Tennessee Williams at 32 - a Broadway failure
Sep 27th, 2007 by Paul Moor
As an eighteen-year-old student in the Music Department of the University of Texas College of Fine Arts in Austin, I attracted the overpowering attention of a Texas fireball named Jones who’d revised her given name from Margaret into Margo (in fact née Margaret Virginia Jones in little Livingston, Texas), whose dominant, in fact totally consuming passion focussed on theater, especially what she called regional theater: she loathed the term “Little Theater” applied to many such groups, customarily composed of stage-struck amateurs, many of them far less gifted than they hopefully thought, not to say so downright bad they could make a fastidious seat-holder’s toes curl. Googling has belatedly revealed to me that Margo almost certainly lied to all of us about her age - approximately a decade my senior, for an almost virginal teenager a difficult, not to say an impossible situation.
In addition to a very few other people, Margo numbered among the authentic “discoverers” of Thomas Lanier Williams - who’d revised his own given names into Tennessee, a nickname he’d acquired during his student days at the University of Iowa, which he’d chosen because of its Drama Department. Margo had done yeoman (yeowoman, yeoperson…?) work in founding and running the Houston Community Players until World War II drafted all her men in the early 1940s and she had no alternative but to close it down. She already had a fairly widespread reputation, especially in Texas, and she immediately found a new home as a member of the Drama Department faculty in Austin.
The word “enthusiast” best fit Margo; to coin a phrase, she could have sold refrigerators to Eskimos. Tennessee Williams, whom I met through her, dubbed her “The Texas Tornado”. Austin’s College of Fine Arts comprised Art, Music, and Drama, and its organist Dean William Doty required every Fine Arts major to take a one-semester course in the appreciation of the two other departments to supplement the student’s major. Thus at eighteen I landed in the Drama Appreciation course taught by Margo - incidentally almost certainly the only faculty member in Austin whom the students, like everybody else, including the town’s taxi drivers, most of whom knew her from her near-addiction to taxis, called by her first name.
Already during her Houston years she’d made an annual trip to New York, to catch the best of current Broadway fare and pick the brains of a few literary agents whose judgment she respected. I’ll never forget her passionate enthusiasm when she came back to Austin during the 1942/43 term carrying several typescripts by “a wonderful new playwright called Tennessee Williams.” Prior to that trip, her heart had belonged completely to William Saroyan, who’d made a sensational splash when the actor-producer Eddie Dowling produced and starred in one of his numerous early plays (Saroyan, an ethnically 100% Armenian California, turned out new plays like an expert restaurant chef shelling peas) called The Time of Your Life. (How many fellow codgers reading this can even remember Saroyan? Last time he came to my own attention he’d settled in Paris, where he got a shoestring income from writing a column for the Paris edition of The New York Herald Tribune.) Many a time we all heard Margo’s wish-fulfilment declaration “I’m going to marry him” - although she’d never yet even met him.

■ ■ ■

Things to do:
1. Repeat the memoir about Margo Jones from "In addition to" to "faculty in Austin.".
2. State whether each statement agrees with the memoir about Margo Jones, answering yes or no and quoting the deciding words: (a) Tennessee Williams gave Margo the nickname "The Texas Tornado." (b) Margo closed the Houston Community Players because the group ran out of money. (c) Margo had already met William Saroyan when she declared she would marry him.

(Stored items from a collection)
■ ■ ■

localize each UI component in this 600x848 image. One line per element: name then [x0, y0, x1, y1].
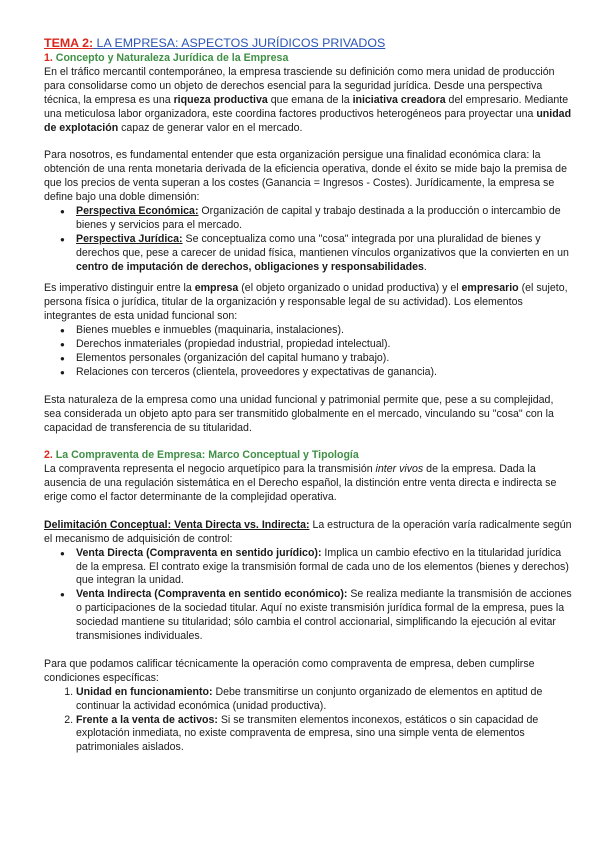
condition-text: Debe transmitirse un conjunto organizado de elementos en aptitud de continuar la actividad económica (unidad productiva). — [76, 685, 543, 712]
text-run: que emana de la — [267, 93, 353, 106]
sale-types-list — [44, 547, 572, 644]
text-run: Es imperativo distinguir entre la — [44, 282, 195, 295]
condition-label: Unidad en funcionamiento: — [76, 685, 213, 698]
page-title — [44, 36, 572, 51]
section-2-paragraph-2: Para que podamos calificar técnicamente la operación como compraventa de empresa, deben cumplirse condiciones específicas: — [44, 657, 535, 684]
delimitation-label: Delimitación Conceptual: Venta Directa vs. Indirecta: — [44, 518, 310, 531]
section-1-title: Concepto y Naturaleza Jurídica de la Empresa — [52, 52, 289, 64]
section-2-number: 2. — [44, 449, 53, 462]
condition-label: Frente a la venta de activos: — [76, 713, 218, 726]
elements-list — [44, 324, 572, 380]
section-2-title: La Compraventa de Empresa: Marco Conceptual y Tipología — [52, 449, 359, 462]
bold-run: empresario — [461, 282, 519, 295]
text-run: capaz de generar valor en el mercado. — [118, 121, 303, 134]
list-item — [76, 714, 572, 756]
bullet-text: Se realiza mediante la transmisión de acciones o participaciones de la sociedad titular. Aquí no existe transmisión jurídica formal de la empresa, pues la sociedad mantiene su titularidad; sólo cambia el control accionarial, simplificando la ejecución al evitar transmisiones individuales. — [76, 588, 572, 643]
section-1-paragraph-4: Esta naturaleza de la empresa como una unidad funcional y patrimonial permite que, pese a su complejidad, sea considerada un objeto apto para ser transmitido globalmente en el mercado, vinculando su "cosa" con la capacidad de transferencia de su titularidad. — [44, 393, 554, 434]
list-item — [76, 233, 572, 275]
document-page — [44, 36, 572, 755]
text-run: La estructura de la operación varía radicalmente según el mecanismo de adquisición de control: — [44, 518, 572, 545]
bold-run: iniciativa creadora — [352, 93, 446, 106]
section-1-number: 1. — [44, 52, 53, 64]
list-item: ● Derechos inmateriales (propiedad industrial, propiedad intelectual). — [76, 338, 572, 352]
section-2-heading — [44, 449, 572, 463]
bullet-text: Organización de capital y trabajo destinada a la producción o intercambio de bienes y servicios para el mercado. — [76, 204, 561, 231]
bullet-label: Perspectiva Jurídica: — [76, 232, 183, 245]
bullet-label: Venta Directa (Compraventa en sentido jurídico): — [76, 546, 322, 559]
dimension-list — [44, 205, 572, 275]
bold-run: unidad de explotación — [44, 107, 572, 134]
list-item — [76, 547, 572, 589]
text-run: (el objeto organizado o unidad productiva) y el — [238, 282, 462, 295]
text-run: En el tráfico mercantil contemporáneo, la empresa trasciende su definición como mera unidad de producción para consolidarse como un objeto de derechos esencial para la seguridad jurídica. Desde una perspectiva técnica, la empresa es una — [44, 65, 555, 106]
section-1-paragraph-2: Para nosotros, es fundamental entender que esta organización persigue una finalidad económica clara: la obtención de una renta monetaria derivada de la eficiencia operativa, donde el éxito se mide bajo la premisa de que los precios de venta superan a los costes (Ganancia = Ingresos - Costes). Jurídicamente, la empresa se define bajo una doble dimensión: — [44, 149, 567, 204]
list-item: ● Elementos personales (organización del capital humano y trabajo). — [76, 352, 572, 366]
bullet-label: Perspectiva Económica: — [76, 204, 199, 217]
section-2-paragraph-1 — [44, 463, 572, 505]
text-run: de la empresa. Dada la ausencia de una regulación sistemática en el Derecho español, la distinción entre venta directa e indirecta se erige como el factor determinante de la complejidad operativa. — [44, 463, 557, 504]
title-text: LA EMPRESA: ASPECTOS JURÍDICOS PRIVADOS — [93, 36, 386, 50]
text-run: (el sujeto, persona física o jurídica, titular de la organización y responsable legal de su actividad). Los elementos integrantes de esta unidad funcional son: — [44, 282, 568, 323]
section-1-paragraph-3 — [44, 282, 572, 324]
italic-run: inter vivos — [375, 463, 424, 476]
list-item: ● Relaciones con terceros (clientela, proveedores y expectativas de ganancia). — [76, 366, 572, 380]
bullet-text: Se conceptualiza como una "cosa" integrada por una pluralidad de bienes y derechos que, pese a carecer de unidad física, mantienen vínculos organizativos que la convierten en un — [76, 232, 569, 259]
list-item — [76, 205, 572, 233]
condition-text: Si se transmiten elementos inconexos, estáticos o sin capacidad de explotación inmediata, no existe compraventa de empresa, sino una simple venta de elementos patrimoniales aislados. — [76, 713, 539, 754]
section-1-paragraph-1 — [44, 66, 572, 136]
bold-run: riqueza productiva — [173, 93, 268, 106]
text-run: . — [423, 260, 427, 273]
bullet-label: Venta Indirecta (Compraventa en sentido económico): — [76, 588, 348, 601]
list-item — [76, 588, 572, 644]
title-topic-number: TEMA 2: — [44, 36, 94, 50]
bullet-text: Implica un cambio efectivo en la titularidad jurídica de la empresa. El contrato exige la transmisión formal de cada uno de los elementos (bienes y derechos) que integran la unidad. — [76, 546, 569, 587]
conditions-list — [44, 686, 572, 756]
text-run: La compraventa representa el negocio arquetípico para la transmisión — [44, 463, 376, 476]
text-run: del empresario. Mediante una meticulosa labor organizadora, este coordina factores productivos heterogéneos para proyectar una — [44, 93, 569, 120]
section-1-heading — [44, 52, 572, 66]
list-item: ● Bienes muebles e inmuebles (maquinaria, instalaciones). — [76, 324, 572, 338]
bold-run: centro de imputación de derechos, obligaciones y responsabilidades — [76, 260, 424, 273]
delimitation-paragraph — [44, 519, 572, 547]
bold-run: empresa — [194, 282, 239, 295]
list-item — [76, 686, 572, 714]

■ ■ ■

Outputs in order:
1.
In addition to a very few other people, Margo numbered among the authentic “discoverers” of Thomas Lanier Williams - who’d revised his own given names into Tennessee, a nickname he’d acquired during his student days at the University of Iowa, which he’d chosen because of its Drama Department. Margo had done yeoman (yeowoman, yeoperson…?) work in founding and running the Houston Community Players until World War II drafted all her men in the early 1940s and she had no alternative but to close it down. She already had a fairly widespread reputation, especially in Texas, and she immediately found a new home as a member of the Drama Department faculty in Austin.

2.
(a) Yes: "Tennessee Williams, whom I met through her, dubbed her “The Texas Tornado”."
(b) No: "until World War II drafted all her men in the early 1940s and she had no alternative but to close it down."
(c) No: "although she’d never yet even met him."